=== Problem statement ===
Locate "Decode this image" in the listing below, then output the line holding it and every line after it, exactly and with nothing else.

--- Given records ---

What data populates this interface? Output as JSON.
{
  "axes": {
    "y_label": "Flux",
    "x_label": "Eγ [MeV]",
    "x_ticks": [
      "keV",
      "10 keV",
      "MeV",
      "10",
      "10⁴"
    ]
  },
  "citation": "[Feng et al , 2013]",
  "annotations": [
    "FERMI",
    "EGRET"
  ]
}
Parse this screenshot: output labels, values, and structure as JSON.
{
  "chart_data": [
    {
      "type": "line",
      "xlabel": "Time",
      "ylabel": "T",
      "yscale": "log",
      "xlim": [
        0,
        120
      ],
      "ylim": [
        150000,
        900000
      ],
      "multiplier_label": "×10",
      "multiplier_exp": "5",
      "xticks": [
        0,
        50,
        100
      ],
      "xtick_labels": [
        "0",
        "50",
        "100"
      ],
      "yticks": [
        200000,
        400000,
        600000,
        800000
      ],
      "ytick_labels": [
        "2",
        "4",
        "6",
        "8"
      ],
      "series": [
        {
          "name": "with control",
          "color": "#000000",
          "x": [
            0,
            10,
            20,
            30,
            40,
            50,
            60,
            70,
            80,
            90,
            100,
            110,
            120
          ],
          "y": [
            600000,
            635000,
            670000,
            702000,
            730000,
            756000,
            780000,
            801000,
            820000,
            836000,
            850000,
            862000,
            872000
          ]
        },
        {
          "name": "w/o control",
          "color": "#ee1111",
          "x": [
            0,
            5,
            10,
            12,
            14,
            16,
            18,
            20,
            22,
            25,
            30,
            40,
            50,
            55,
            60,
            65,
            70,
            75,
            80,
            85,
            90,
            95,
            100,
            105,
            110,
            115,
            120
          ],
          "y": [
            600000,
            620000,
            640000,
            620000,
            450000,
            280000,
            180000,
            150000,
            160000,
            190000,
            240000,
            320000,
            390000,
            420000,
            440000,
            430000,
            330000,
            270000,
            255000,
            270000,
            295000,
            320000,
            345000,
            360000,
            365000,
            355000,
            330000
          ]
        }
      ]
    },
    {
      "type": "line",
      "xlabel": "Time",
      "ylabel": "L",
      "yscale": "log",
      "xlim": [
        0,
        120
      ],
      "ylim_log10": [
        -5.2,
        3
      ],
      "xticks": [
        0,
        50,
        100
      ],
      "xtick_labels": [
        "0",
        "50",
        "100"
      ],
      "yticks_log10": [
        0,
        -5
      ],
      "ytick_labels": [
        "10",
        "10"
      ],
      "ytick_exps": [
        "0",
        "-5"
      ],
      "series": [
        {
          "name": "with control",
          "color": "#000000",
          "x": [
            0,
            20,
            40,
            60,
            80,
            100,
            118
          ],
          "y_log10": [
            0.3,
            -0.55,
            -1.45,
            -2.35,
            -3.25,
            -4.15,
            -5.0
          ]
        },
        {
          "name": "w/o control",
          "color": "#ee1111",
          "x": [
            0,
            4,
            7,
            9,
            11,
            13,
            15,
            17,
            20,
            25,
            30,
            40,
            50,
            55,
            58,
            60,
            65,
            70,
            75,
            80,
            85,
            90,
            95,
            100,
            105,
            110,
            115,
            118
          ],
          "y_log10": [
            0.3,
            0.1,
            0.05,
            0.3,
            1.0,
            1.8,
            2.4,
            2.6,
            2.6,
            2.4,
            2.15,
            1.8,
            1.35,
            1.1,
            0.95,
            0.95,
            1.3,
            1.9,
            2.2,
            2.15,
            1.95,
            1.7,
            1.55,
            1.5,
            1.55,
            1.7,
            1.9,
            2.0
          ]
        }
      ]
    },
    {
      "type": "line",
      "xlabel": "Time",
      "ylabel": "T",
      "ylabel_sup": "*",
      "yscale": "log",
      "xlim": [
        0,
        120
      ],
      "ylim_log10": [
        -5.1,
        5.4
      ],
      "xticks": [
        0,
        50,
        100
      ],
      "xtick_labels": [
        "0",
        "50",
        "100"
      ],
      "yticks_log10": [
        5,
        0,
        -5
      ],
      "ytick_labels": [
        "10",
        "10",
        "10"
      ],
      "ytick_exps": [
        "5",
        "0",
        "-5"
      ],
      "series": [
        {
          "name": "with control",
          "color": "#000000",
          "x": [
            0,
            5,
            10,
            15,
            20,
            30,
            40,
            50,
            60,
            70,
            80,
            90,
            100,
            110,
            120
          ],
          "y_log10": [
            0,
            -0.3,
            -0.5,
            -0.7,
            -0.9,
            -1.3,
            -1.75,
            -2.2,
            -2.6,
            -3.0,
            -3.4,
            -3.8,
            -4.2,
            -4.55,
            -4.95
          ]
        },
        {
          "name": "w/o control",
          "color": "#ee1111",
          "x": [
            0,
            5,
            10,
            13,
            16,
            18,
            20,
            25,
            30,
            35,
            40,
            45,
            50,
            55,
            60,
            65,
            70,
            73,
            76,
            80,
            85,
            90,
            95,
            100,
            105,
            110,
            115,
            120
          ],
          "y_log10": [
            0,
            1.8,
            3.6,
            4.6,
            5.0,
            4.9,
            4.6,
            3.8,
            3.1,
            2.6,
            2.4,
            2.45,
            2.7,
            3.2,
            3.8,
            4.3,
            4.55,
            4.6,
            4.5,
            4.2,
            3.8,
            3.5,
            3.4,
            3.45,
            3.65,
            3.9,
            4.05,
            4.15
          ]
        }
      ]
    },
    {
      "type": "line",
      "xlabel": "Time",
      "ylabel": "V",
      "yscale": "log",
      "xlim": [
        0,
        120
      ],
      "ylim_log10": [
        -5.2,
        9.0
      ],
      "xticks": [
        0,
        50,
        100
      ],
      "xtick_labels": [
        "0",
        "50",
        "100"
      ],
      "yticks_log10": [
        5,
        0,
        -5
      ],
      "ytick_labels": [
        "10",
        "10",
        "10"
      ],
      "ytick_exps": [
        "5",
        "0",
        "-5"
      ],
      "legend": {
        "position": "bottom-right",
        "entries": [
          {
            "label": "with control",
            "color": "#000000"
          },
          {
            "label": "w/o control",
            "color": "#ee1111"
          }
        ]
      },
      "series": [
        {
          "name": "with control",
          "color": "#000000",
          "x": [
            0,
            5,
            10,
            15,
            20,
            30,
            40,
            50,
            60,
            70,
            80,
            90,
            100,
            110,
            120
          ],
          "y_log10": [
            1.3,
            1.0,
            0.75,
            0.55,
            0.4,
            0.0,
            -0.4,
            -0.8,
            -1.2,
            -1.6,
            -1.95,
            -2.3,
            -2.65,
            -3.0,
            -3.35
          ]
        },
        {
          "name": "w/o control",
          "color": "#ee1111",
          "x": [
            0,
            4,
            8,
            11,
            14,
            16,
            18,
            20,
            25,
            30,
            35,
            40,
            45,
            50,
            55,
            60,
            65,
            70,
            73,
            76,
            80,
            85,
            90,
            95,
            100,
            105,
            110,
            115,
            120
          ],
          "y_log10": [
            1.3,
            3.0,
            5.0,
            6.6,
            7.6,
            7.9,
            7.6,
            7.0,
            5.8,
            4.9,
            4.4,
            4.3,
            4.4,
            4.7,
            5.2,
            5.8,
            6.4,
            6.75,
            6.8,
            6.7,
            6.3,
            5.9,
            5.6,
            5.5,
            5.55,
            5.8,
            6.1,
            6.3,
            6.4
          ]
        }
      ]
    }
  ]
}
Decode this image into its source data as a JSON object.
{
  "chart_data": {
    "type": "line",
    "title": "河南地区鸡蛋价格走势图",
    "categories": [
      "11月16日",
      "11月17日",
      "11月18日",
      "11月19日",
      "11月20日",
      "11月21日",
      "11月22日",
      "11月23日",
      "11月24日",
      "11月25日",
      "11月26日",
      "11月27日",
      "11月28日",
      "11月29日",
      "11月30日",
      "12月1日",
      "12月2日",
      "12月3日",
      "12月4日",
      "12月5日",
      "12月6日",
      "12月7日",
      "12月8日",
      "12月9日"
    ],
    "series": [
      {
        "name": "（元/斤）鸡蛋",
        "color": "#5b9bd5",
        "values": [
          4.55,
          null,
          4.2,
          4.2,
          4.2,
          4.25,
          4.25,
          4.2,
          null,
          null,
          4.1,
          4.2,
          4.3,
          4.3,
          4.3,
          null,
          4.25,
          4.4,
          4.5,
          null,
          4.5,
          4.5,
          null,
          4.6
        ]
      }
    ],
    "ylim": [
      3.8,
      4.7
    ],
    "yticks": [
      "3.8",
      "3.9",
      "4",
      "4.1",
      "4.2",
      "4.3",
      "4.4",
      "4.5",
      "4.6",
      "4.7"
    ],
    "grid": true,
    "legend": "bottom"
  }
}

---

=== The response ===
Decode this image into its source data as a JSON object.
{
  "chart_data": {
    "type": "line",
    "title": "河南地区鸡蛋价格走势图",
    "categories": [
      "11月16日",
      "11月17日",
      "11月18日",
      "11月19日",
      "11月20日",
      "11月21日",
      "11月22日",
      "11月23日",
      "11月24日",
      "11月25日",
      "11月26日",
      "11月27日",
      "11月28日",
      "11月29日",
      "11月30日",
      "12月1日",
      "12月2日",
      "12月3日",
      "12月4日",
      "12月5日",
      "12月6日",
      "12月7日",
      "12月8日",
      "12月9日"
    ],
    "series": [
      {
        "name": "（元/斤）鸡蛋",
        "color": "#5b9bd5",
        "values": [
          4.55,
          null,
          4.2,
          4.2,
          4.2,
          4.25,
          4.25,
          4.2,
          null,
          null,
          4.1,
          4.2,
          4.3,
          4.3,
          4.3,
          null,
          4.25,
          4.4,
          4.5,
          null,
          4.5,
          4.5,
          null,
          4.6
        ]
      }
    ],
    "ylim": [
      3.8,
      4.7
    ],
    "yticks": [
      "3.8",
      "3.9",
      "4",
      "4.1",
      "4.2",
      "4.3",
      "4.4",
      "4.5",
      "4.6",
      "4.7"
    ],
    "grid": true,
    "legend": "bottom"
  }
}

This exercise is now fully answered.